### [Required work]
Give the stretch of the listing from the line containing "Patent image size: (944, 536)." through the end as a numbered list, leaving out blank lines.

(Saved data entries)
::::::
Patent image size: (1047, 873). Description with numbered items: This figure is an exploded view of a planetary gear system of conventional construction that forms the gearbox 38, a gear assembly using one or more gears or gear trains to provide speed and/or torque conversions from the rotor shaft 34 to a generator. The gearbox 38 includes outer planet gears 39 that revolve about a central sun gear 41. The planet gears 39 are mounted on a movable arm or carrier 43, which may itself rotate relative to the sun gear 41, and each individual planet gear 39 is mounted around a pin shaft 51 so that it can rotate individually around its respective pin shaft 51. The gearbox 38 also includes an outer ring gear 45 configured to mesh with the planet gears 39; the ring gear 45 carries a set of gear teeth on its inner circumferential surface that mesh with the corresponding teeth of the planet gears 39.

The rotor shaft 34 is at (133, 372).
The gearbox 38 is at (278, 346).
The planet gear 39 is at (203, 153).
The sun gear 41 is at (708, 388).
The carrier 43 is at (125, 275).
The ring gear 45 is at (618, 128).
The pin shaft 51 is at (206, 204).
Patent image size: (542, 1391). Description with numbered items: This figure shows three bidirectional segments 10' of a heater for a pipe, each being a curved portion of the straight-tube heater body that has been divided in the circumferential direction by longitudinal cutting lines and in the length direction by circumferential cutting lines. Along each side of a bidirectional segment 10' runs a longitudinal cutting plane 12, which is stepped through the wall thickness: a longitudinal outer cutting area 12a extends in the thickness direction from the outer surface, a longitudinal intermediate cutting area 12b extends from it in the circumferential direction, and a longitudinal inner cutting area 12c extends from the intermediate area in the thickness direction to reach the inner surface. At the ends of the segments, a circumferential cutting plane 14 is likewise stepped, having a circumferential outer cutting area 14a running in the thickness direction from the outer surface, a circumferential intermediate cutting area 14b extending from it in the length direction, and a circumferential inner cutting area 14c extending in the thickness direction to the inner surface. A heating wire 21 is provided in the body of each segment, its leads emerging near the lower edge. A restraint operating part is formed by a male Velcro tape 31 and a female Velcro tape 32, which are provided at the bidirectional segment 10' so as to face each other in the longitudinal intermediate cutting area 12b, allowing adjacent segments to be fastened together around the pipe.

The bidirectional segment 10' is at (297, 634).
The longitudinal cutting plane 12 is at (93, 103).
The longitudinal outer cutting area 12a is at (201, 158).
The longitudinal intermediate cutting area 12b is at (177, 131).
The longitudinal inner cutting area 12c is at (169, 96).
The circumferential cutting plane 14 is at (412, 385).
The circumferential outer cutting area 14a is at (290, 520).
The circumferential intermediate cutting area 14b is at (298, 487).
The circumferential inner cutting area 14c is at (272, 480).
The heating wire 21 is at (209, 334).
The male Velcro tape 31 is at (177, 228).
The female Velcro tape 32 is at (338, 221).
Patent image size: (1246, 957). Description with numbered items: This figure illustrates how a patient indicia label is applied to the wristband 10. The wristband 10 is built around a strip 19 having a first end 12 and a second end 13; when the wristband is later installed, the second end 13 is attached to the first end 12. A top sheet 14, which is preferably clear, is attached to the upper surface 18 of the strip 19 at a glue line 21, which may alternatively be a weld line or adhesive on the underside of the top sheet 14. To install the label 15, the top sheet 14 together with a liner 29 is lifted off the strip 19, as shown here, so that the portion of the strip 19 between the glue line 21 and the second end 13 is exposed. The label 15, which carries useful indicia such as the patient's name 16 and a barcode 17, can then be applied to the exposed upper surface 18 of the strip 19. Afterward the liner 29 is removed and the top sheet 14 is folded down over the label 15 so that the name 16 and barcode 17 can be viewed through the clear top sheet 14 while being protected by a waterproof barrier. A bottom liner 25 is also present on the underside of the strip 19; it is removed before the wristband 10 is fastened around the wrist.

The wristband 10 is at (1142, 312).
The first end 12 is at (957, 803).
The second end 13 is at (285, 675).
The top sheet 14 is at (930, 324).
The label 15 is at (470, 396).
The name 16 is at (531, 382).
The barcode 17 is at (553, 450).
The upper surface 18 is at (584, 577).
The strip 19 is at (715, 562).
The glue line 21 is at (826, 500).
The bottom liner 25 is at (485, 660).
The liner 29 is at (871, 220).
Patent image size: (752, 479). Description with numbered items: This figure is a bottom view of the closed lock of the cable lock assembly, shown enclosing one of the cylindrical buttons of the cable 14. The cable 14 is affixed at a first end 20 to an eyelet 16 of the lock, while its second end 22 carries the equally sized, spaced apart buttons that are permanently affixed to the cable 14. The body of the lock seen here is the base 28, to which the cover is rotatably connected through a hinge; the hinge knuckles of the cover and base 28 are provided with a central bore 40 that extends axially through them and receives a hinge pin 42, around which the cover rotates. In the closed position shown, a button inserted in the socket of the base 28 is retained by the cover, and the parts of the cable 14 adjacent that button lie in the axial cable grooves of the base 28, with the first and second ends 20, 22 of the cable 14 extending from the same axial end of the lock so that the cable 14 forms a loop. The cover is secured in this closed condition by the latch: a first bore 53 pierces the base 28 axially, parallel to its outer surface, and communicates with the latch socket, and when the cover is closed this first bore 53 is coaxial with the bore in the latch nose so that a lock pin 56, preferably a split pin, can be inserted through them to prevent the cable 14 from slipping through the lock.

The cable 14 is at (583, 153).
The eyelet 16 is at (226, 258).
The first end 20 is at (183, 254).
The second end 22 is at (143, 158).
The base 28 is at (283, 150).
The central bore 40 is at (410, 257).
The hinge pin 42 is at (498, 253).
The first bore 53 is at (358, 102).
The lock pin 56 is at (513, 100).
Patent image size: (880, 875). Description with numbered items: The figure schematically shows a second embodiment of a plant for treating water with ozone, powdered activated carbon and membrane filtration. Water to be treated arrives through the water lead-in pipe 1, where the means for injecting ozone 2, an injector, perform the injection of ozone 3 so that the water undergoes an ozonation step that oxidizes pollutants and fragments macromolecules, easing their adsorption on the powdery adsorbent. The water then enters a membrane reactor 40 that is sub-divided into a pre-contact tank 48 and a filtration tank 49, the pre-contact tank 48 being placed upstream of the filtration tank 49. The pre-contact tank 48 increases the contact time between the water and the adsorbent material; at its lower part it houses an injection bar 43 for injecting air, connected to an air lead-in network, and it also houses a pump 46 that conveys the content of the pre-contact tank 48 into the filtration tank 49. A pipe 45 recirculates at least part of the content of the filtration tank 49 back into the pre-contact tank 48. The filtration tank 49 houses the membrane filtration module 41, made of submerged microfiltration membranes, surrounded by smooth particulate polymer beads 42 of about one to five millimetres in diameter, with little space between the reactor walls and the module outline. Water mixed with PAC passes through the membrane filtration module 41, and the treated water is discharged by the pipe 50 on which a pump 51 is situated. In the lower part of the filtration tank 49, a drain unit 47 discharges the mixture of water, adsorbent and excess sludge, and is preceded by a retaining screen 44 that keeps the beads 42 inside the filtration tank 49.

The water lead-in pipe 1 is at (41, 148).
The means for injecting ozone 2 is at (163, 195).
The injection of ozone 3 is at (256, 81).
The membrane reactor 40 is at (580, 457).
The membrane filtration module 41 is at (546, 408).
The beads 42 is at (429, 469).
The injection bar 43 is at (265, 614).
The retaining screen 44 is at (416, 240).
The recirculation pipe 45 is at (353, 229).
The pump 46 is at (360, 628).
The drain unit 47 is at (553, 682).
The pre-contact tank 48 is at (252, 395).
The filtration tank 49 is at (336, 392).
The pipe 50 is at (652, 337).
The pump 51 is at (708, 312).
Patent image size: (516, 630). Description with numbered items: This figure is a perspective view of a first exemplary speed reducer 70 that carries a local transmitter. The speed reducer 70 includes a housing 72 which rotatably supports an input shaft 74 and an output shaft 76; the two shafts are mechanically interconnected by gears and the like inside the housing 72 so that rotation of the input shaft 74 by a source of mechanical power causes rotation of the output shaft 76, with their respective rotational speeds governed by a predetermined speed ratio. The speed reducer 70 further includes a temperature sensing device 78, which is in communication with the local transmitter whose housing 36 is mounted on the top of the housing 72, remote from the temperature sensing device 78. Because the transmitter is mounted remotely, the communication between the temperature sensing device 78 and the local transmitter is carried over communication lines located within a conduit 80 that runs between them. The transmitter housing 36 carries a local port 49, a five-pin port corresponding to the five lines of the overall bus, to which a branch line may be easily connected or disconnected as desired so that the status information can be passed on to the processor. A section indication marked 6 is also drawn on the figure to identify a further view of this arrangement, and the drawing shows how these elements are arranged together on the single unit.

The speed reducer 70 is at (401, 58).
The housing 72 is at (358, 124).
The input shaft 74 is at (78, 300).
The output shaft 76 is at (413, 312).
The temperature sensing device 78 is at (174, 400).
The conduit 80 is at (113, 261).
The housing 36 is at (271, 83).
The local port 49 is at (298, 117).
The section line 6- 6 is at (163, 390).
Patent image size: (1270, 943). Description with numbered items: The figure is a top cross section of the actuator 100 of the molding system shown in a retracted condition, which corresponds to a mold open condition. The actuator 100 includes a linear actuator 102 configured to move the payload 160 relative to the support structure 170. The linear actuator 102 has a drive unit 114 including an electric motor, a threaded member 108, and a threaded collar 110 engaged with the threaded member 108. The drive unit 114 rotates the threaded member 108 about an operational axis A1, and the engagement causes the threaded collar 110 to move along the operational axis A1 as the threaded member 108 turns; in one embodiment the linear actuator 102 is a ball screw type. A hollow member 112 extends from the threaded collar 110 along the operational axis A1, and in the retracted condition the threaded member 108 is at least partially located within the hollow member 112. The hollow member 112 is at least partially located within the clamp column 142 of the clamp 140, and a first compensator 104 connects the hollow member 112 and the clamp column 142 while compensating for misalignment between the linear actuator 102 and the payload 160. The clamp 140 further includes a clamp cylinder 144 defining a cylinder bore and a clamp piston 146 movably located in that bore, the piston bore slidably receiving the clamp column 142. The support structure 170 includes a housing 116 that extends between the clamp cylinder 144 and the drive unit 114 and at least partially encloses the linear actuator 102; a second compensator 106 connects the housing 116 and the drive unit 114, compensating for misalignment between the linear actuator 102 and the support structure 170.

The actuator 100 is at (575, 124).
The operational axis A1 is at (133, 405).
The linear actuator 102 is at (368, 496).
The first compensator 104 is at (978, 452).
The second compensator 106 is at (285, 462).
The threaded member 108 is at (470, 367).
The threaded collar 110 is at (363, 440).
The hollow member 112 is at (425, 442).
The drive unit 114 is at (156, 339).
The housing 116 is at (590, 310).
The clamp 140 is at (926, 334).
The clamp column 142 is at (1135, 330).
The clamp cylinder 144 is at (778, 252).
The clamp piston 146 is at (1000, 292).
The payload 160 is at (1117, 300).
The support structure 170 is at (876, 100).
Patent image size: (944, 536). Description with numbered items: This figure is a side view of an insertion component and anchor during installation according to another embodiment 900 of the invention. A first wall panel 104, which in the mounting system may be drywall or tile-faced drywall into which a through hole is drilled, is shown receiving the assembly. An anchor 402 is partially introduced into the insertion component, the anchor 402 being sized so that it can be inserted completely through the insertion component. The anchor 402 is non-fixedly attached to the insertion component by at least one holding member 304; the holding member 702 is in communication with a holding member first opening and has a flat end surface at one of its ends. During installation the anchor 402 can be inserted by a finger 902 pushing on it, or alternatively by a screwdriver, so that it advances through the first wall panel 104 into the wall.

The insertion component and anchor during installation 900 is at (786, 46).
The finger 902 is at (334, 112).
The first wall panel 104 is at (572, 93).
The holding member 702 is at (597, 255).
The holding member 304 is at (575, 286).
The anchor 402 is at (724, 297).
::::::
### [Solved exercise]
1. Patent image size: (944, 536). Description with numbered items: This figure is a side view of an insertion component and anchor during installation according to another embodiment 900 of the invention. A first wall panel 104, which in the mounting system may be drywall or tile-faced drywall into which a through hole is drilled, is shown receiving the assembly. An anchor 402 is partially introduced into the insertion component, the anchor 402 being sized so that it can be inserted completely through the insertion component. The anchor 402 is non-fixedly attached to the insertion component by at least one holding member 304; the holding member 702 is in communication with a holding member first opening and has a flat end surface at one of its ends. During installation the anchor 402 can be inserted by a finger 902 pushing on it, or alternatively by a screwdriver, so that it advances through the first wall panel 104 into the wall.
2. The insertion component and anchor during installation 900 is at (786, 46).
3. The finger 902 is at (334, 112).
4. The first wall panel 104 is at (572, 93).
5. The holding member 702 is at (597, 255).
6. The holding member 304 is at (575, 286).
7. The anchor 402 is at (724, 297).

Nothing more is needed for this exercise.